Transcribe the tail of the listing: start at the line containing "Enumerate this screenshot's" and stop after the last line, keeping every character as is and adding nothing.

------------------------

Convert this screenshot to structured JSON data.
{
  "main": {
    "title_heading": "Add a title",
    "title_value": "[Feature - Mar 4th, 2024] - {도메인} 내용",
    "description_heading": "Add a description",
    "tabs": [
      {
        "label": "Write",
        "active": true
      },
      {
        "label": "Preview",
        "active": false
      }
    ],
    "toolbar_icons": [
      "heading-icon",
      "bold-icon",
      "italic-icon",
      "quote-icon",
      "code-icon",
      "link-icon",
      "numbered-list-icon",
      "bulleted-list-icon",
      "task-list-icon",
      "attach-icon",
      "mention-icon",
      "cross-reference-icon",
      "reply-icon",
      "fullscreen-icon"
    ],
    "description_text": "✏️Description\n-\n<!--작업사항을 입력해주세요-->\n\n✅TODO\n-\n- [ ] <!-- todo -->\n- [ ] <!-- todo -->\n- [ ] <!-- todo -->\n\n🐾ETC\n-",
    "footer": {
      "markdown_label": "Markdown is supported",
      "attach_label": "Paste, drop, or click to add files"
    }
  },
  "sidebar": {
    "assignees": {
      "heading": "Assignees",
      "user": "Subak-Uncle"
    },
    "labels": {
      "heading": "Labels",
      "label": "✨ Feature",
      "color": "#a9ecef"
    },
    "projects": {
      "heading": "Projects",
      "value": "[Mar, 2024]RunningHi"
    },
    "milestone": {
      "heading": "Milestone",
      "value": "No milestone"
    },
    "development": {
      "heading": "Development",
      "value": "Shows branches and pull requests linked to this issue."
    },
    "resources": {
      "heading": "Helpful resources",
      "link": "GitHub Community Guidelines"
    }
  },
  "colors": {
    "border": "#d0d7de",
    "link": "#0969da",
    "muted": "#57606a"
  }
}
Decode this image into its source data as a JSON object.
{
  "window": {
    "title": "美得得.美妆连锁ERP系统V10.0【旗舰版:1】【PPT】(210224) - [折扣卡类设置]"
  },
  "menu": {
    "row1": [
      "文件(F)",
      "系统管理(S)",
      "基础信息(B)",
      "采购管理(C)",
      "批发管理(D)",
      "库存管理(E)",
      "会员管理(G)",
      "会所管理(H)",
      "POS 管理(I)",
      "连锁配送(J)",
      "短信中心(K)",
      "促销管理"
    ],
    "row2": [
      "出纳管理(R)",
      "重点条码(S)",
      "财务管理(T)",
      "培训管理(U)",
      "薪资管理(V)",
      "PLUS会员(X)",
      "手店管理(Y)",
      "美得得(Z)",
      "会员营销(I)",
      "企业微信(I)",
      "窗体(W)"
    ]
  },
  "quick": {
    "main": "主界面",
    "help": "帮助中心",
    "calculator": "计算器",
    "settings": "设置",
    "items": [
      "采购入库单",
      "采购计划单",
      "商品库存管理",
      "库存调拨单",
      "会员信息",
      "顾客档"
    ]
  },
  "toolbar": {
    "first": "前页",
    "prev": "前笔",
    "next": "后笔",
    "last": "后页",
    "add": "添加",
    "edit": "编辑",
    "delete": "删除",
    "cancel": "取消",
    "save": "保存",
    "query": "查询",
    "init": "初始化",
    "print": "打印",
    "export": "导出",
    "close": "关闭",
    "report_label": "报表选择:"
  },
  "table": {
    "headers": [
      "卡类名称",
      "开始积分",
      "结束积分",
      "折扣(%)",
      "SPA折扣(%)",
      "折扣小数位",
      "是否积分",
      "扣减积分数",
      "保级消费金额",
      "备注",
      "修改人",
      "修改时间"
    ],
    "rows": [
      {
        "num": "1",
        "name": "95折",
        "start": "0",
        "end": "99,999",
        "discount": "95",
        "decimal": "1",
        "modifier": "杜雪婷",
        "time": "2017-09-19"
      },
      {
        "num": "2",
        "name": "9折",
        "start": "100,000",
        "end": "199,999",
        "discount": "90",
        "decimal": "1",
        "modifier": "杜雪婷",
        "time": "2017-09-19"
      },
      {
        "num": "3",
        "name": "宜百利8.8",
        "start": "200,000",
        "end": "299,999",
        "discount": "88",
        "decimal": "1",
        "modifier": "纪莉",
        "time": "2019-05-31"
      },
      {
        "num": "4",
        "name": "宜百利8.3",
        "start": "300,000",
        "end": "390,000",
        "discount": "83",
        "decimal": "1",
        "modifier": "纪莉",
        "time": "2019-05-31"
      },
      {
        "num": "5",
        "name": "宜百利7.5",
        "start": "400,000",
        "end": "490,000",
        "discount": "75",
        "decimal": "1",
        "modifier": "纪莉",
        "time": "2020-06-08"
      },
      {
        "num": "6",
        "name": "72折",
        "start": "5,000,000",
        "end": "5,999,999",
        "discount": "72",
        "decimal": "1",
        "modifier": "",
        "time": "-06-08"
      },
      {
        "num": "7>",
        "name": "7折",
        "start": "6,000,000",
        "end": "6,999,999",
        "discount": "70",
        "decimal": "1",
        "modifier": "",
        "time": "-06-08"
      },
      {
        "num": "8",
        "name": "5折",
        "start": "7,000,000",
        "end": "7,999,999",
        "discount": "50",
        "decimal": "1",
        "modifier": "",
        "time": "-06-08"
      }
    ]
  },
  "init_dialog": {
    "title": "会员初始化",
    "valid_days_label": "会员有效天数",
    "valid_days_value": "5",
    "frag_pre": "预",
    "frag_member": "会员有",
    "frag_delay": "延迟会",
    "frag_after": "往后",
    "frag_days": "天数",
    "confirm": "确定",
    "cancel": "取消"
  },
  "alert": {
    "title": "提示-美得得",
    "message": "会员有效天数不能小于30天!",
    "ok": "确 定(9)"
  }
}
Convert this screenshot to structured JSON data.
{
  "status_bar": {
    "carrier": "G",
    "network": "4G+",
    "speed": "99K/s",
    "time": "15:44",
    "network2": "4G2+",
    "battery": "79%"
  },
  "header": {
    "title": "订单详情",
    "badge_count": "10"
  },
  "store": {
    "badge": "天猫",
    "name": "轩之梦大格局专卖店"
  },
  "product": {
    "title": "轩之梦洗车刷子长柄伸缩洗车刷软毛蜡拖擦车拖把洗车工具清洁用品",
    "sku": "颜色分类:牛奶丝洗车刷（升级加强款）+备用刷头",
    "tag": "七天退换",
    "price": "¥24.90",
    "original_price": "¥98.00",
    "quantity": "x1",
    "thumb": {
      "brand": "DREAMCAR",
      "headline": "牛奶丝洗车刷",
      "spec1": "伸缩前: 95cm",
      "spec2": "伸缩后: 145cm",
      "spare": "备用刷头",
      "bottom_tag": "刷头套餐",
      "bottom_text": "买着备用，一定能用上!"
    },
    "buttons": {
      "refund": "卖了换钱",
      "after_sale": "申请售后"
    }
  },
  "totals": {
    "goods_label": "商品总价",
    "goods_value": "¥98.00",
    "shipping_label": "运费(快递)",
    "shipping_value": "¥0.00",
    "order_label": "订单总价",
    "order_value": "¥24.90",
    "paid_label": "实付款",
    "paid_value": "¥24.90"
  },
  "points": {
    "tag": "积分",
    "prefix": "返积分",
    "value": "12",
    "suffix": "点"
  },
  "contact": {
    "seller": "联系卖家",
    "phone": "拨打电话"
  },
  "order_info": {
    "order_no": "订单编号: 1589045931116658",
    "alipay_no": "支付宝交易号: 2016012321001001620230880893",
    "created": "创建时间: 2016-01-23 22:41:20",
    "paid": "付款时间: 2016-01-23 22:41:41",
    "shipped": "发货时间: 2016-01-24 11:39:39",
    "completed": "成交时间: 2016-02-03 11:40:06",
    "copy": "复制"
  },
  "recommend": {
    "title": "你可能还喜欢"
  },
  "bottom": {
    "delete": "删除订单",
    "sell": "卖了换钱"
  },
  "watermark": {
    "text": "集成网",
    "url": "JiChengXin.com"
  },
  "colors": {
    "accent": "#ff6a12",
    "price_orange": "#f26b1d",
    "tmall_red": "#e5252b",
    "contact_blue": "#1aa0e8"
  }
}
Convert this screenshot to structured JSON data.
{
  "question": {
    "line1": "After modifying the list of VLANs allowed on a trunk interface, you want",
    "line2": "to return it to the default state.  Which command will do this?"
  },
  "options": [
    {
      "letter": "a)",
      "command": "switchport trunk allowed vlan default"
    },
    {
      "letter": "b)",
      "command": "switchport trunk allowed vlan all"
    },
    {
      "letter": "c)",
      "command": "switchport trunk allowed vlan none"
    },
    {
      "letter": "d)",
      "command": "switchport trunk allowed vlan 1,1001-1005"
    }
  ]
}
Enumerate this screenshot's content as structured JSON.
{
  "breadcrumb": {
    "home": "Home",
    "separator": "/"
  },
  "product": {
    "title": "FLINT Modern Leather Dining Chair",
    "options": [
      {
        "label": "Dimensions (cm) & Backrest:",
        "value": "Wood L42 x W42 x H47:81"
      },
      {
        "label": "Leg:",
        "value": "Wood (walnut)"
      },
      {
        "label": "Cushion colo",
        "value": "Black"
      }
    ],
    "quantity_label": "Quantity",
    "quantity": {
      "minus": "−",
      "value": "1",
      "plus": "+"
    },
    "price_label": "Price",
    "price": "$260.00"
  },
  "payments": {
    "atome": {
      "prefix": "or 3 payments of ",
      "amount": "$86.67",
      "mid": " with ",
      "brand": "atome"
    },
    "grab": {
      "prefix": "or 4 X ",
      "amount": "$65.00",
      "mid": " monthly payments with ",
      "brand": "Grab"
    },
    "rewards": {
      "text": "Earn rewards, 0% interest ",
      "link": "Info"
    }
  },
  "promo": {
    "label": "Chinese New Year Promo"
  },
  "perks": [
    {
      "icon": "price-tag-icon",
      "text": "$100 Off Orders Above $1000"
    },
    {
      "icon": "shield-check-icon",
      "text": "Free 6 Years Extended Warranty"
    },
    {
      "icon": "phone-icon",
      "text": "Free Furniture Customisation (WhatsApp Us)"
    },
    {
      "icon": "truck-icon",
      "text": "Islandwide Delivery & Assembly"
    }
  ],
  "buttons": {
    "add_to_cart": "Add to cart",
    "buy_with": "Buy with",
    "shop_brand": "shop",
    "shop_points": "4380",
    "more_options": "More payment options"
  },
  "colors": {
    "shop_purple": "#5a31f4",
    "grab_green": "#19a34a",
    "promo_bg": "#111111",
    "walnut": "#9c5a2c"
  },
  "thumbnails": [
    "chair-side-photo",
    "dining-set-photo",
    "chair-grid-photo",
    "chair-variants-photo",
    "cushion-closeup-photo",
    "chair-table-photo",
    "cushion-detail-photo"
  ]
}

------------------------

Task response:
Enumerate this screenshot's content as structured JSON.
{
  "breadcrumb": {
    "home": "Home",
    "separator": "/"
  },
  "product": {
    "title": "FLINT Modern Leather Dining Chair",
    "options": [
      {
        "label": "Dimensions (cm) & Backrest:",
        "value": "Wood L42 x W42 x H47:81"
      },
      {
        "label": "Leg:",
        "value": "Wood (walnut)"
      },
      {
        "label": "Cushion colo",
        "value": "Black"
      }
    ],
    "quantity_label": "Quantity",
    "quantity": {
      "minus": "−",
      "value": "1",
      "plus": "+"
    },
    "price_label": "Price",
    "price": "$260.00"
  },
  "payments": {
    "atome": {
      "prefix": "or 3 payments of ",
      "amount": "$86.67",
      "mid": " with ",
      "brand": "atome"
    },
    "grab": {
      "prefix": "or 4 X ",
      "amount": "$65.00",
      "mid": " monthly payments with ",
      "brand": "Grab"
    },
    "rewards": {
      "text": "Earn rewards, 0% interest ",
      "link": "Info"
    }
  },
  "promo": {
    "label": "Chinese New Year Promo"
  },
  "perks": [
    {
      "icon": "price-tag-icon",
      "text": "$100 Off Orders Above $1000"
    },
    {
      "icon": "shield-check-icon",
      "text": "Free 6 Years Extended Warranty"
    },
    {
      "icon": "phone-icon",
      "text": "Free Furniture Customisation (WhatsApp Us)"
    },
    {
      "icon": "truck-icon",
      "text": "Islandwide Delivery & Assembly"
    }
  ],
  "buttons": {
    "add_to_cart": "Add to cart",
    "buy_with": "Buy with",
    "shop_brand": "shop",
    "shop_points": "4380",
    "more_options": "More payment options"
  },
  "colors": {
    "shop_purple": "#5a31f4",
    "grab_green": "#19a34a",
    "promo_bg": "#111111",
    "walnut": "#9c5a2c"
  },
  "thumbnails": [
    "chair-side-photo",
    "dining-set-photo",
    "chair-grid-photo",
    "chair-variants-photo",
    "cushion-closeup-photo",
    "chair-table-photo",
    "cushion-detail-photo"
  ]
}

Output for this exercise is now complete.